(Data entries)
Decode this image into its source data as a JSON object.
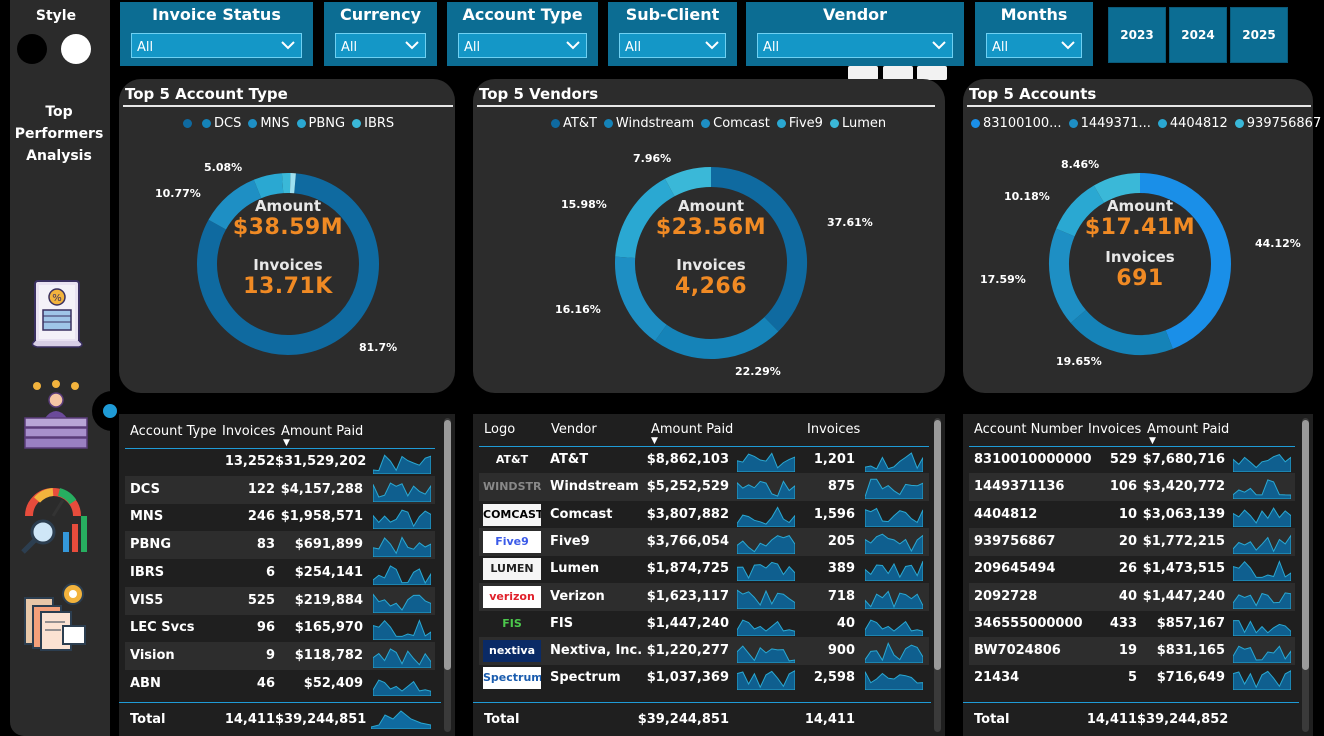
{
  "rail": {
    "style_label": "Style",
    "title_lines": [
      "Top",
      "Performers",
      "Analysis"
    ],
    "nav_icons": [
      "invoice-document-icon",
      "top-performers-podium-icon",
      "analytics-gauge-icon",
      "reports-settings-icon"
    ]
  },
  "slicers": [
    {
      "title": "Invoice Status",
      "value": "All"
    },
    {
      "title": "Currency",
      "value": "All"
    },
    {
      "title": "Account Type",
      "value": "All"
    },
    {
      "title": "Sub-Client",
      "value": "All"
    },
    {
      "title": "Vendor",
      "value": "All"
    },
    {
      "title": "Months",
      "value": "All"
    }
  ],
  "years": [
    "2023",
    "2024",
    "2025"
  ],
  "cards": {
    "account_type": {
      "title": "Top 5 Account Type",
      "legend": [
        "",
        "DCS",
        "MNS",
        "PBNG",
        "IBRS"
      ],
      "center": {
        "k1": "Amount",
        "v1": "$38.59M",
        "k2": "Invoices",
        "v2": "13.71K"
      },
      "labels": [
        "5.08%",
        "10.77%",
        "81.7%"
      ]
    },
    "vendors": {
      "title": "Top 5 Vendors",
      "legend": [
        "AT&T",
        "Windstream",
        "Comcast",
        "Five9",
        "Lumen"
      ],
      "center": {
        "k1": "Amount",
        "v1": "$23.56M",
        "k2": "Invoices",
        "v2": "4,266"
      },
      "labels": [
        "7.96%",
        "15.98%",
        "37.61%",
        "16.16%",
        "22.29%"
      ]
    },
    "accounts": {
      "title": "Top 5 Accounts",
      "legend": [
        "83100100...",
        "1449371...",
        "4404812",
        "939756867"
      ],
      "center": {
        "k1": "Amount",
        "v1": "$17.41M",
        "k2": "Invoices",
        "v2": "691"
      },
      "labels": [
        "8.46%",
        "10.18%",
        "44.12%",
        "17.59%",
        "19.65%"
      ]
    }
  },
  "donut_data": {
    "account_type": [
      81.7,
      10.77,
      5.08,
      1.5,
      0.95
    ],
    "vendors": [
      37.61,
      22.29,
      16.16,
      15.98,
      7.96
    ],
    "accounts": [
      44.12,
      19.65,
      17.59,
      10.18,
      8.46
    ]
  },
  "colors": {
    "accent": "#0c6d93",
    "orange": "#f08a24",
    "donut_shades": [
      "#0f6aa0",
      "#1583b8",
      "#1e8fc4",
      "#2aa8d2",
      "#3ab8d8"
    ],
    "accounts_main": "#1a8fe8"
  },
  "table_account_type": {
    "headers": [
      "Account Type",
      "Invoices",
      "Amount Paid"
    ],
    "rows": [
      [
        "",
        "13,252",
        "$31,529,202"
      ],
      [
        "DCS",
        "122",
        "$4,157,288"
      ],
      [
        "MNS",
        "246",
        "$1,958,571"
      ],
      [
        "PBNG",
        "83",
        "$691,899"
      ],
      [
        "IBRS",
        "6",
        "$254,141"
      ],
      [
        "VIS5",
        "525",
        "$219,884"
      ],
      [
        "LEC Svcs",
        "96",
        "$165,970"
      ],
      [
        "Vision",
        "9",
        "$118,782"
      ],
      [
        "ABN",
        "46",
        "$52,409"
      ]
    ],
    "total": [
      "Total",
      "14,411",
      "$39,244,851"
    ]
  },
  "table_vendors": {
    "headers": [
      "Logo",
      "Vendor",
      "Amount Paid",
      "Invoices"
    ],
    "rows": [
      [
        "AT&T",
        "AT&T",
        "$8,862,103",
        "1,201"
      ],
      [
        "WINDSTREAM",
        "Windstream",
        "$5,252,529",
        "875"
      ],
      [
        "COMCAST",
        "Comcast",
        "$3,807,882",
        "1,596"
      ],
      [
        "Five9",
        "Five9",
        "$3,766,054",
        "205"
      ],
      [
        "LUMEN",
        "Lumen",
        "$1,874,725",
        "389"
      ],
      [
        "verizon",
        "Verizon",
        "$1,623,117",
        "718"
      ],
      [
        "FIS",
        "FIS",
        "$1,447,240",
        "40"
      ],
      [
        "nextiva",
        "Nextiva, Inc.",
        "$1,220,277",
        "900"
      ],
      [
        "Spectrum",
        "Spectrum",
        "$1,037,369",
        "2,598"
      ]
    ],
    "total": [
      "Total",
      "$39,244,851",
      "14,411"
    ]
  },
  "table_accounts": {
    "headers": [
      "Account Number",
      "Invoices",
      "Amount Paid"
    ],
    "rows": [
      [
        "8310010000000",
        "529",
        "$7,680,716"
      ],
      [
        "1449371136",
        "106",
        "$3,420,772"
      ],
      [
        "4404812",
        "10",
        "$3,063,139"
      ],
      [
        "939756867",
        "20",
        "$1,772,215"
      ],
      [
        "209645494",
        "26",
        "$1,473,515"
      ],
      [
        "2092728",
        "40",
        "$1,447,240"
      ],
      [
        "346555000000",
        "433",
        "$857,167"
      ],
      [
        "BW7024806",
        "19",
        "$831,165"
      ],
      [
        "21434",
        "5",
        "$716,649"
      ]
    ],
    "total": [
      "Total",
      "14,411",
      "$39,244,852"
    ]
  }
}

* **Job**: All the lines above are to be given again exactly as they read, with the pictures removed.

* **Solution for this exercise**:
Decode this image into its source data as a JSON object.
{
  "rail": {
    "style_label": "Style",
    "title_lines": [
      "Top",
      "Performers",
      "Analysis"
    ],
    "nav_icons": [
      "invoice-document-icon",
      "top-performers-podium-icon",
      "analytics-gauge-icon",
      "reports-settings-icon"
    ]
  },
  "slicers": [
    {
      "title": "Invoice Status",
      "value": "All"
    },
    {
      "title": "Currency",
      "value": "All"
    },
    {
      "title": "Account Type",
      "value": "All"
    },
    {
      "title": "Sub-Client",
      "value": "All"
    },
    {
      "title": "Vendor",
      "value": "All"
    },
    {
      "title": "Months",
      "value": "All"
    }
  ],
  "years": [
    "2023",
    "2024",
    "2025"
  ],
  "cards": {
    "account_type": {
      "title": "Top 5 Account Type",
      "legend": [
        "",
        "DCS",
        "MNS",
        "PBNG",
        "IBRS"
      ],
      "center": {
        "k1": "Amount",
        "v1": "$38.59M",
        "k2": "Invoices",
        "v2": "13.71K"
      },
      "labels": [
        "5.08%",
        "10.77%",
        "81.7%"
      ]
    },
    "vendors": {
      "title": "Top 5 Vendors",
      "legend": [
        "AT&T",
        "Windstream",
        "Comcast",
        "Five9",
        "Lumen"
      ],
      "center": {
        "k1": "Amount",
        "v1": "$23.56M",
        "k2": "Invoices",
        "v2": "4,266"
      },
      "labels": [
        "7.96%",
        "15.98%",
        "37.61%",
        "16.16%",
        "22.29%"
      ]
    },
    "accounts": {
      "title": "Top 5 Accounts",
      "legend": [
        "83100100...",
        "1449371...",
        "4404812",
        "939756867"
      ],
      "center": {
        "k1": "Amount",
        "v1": "$17.41M",
        "k2": "Invoices",
        "v2": "691"
      },
      "labels": [
        "8.46%",
        "10.18%",
        "44.12%",
        "17.59%",
        "19.65%"
      ]
    }
  },
  "donut_data": {
    "account_type": [
      81.7,
      10.77,
      5.08,
      1.5,
      0.95
    ],
    "vendors": [
      37.61,
      22.29,
      16.16,
      15.98,
      7.96
    ],
    "accounts": [
      44.12,
      19.65,
      17.59,
      10.18,
      8.46
    ]
  },
  "colors": {
    "accent": "#0c6d93",
    "orange": "#f08a24",
    "donut_shades": [
      "#0f6aa0",
      "#1583b8",
      "#1e8fc4",
      "#2aa8d2",
      "#3ab8d8"
    ],
    "accounts_main": "#1a8fe8"
  },
  "table_account_type": {
    "headers": [
      "Account Type",
      "Invoices",
      "Amount Paid"
    ],
    "rows": [
      [
        "",
        "13,252",
        "$31,529,202"
      ],
      [
        "DCS",
        "122",
        "$4,157,288"
      ],
      [
        "MNS",
        "246",
        "$1,958,571"
      ],
      [
        "PBNG",
        "83",
        "$691,899"
      ],
      [
        "IBRS",
        "6",
        "$254,141"
      ],
      [
        "VIS5",
        "525",
        "$219,884"
      ],
      [
        "LEC Svcs",
        "96",
        "$165,970"
      ],
      [
        "Vision",
        "9",
        "$118,782"
      ],
      [
        "ABN",
        "46",
        "$52,409"
      ]
    ],
    "total": [
      "Total",
      "14,411",
      "$39,244,851"
    ]
  },
  "table_vendors": {
    "headers": [
      "Logo",
      "Vendor",
      "Amount Paid",
      "Invoices"
    ],
    "rows": [
      [
        "AT&T",
        "AT&T",
        "$8,862,103",
        "1,201"
      ],
      [
        "WINDSTREAM",
        "Windstream",
        "$5,252,529",
        "875"
      ],
      [
        "COMCAST",
        "Comcast",
        "$3,807,882",
        "1,596"
      ],
      [
        "Five9",
        "Five9",
        "$3,766,054",
        "205"
      ],
      [
        "LUMEN",
        "Lumen",
        "$1,874,725",
        "389"
      ],
      [
        "verizon",
        "Verizon",
        "$1,623,117",
        "718"
      ],
      [
        "FIS",
        "FIS",
        "$1,447,240",
        "40"
      ],
      [
        "nextiva",
        "Nextiva, Inc.",
        "$1,220,277",
        "900"
      ],
      [
        "Spectrum",
        "Spectrum",
        "$1,037,369",
        "2,598"
      ]
    ],
    "total": [
      "Total",
      "$39,244,851",
      "14,411"
    ]
  },
  "table_accounts": {
    "headers": [
      "Account Number",
      "Invoices",
      "Amount Paid"
    ],
    "rows": [
      [
        "8310010000000",
        "529",
        "$7,680,716"
      ],
      [
        "1449371136",
        "106",
        "$3,420,772"
      ],
      [
        "4404812",
        "10",
        "$3,063,139"
      ],
      [
        "939756867",
        "20",
        "$1,772,215"
      ],
      [
        "209645494",
        "26",
        "$1,473,515"
      ],
      [
        "2092728",
        "40",
        "$1,447,240"
      ],
      [
        "346555000000",
        "433",
        "$857,167"
      ],
      [
        "BW7024806",
        "19",
        "$831,165"
      ],
      [
        "21434",
        "5",
        "$716,649"
      ]
    ],
    "total": [
      "Total",
      "14,411",
      "$39,244,852"
    ]
  }
}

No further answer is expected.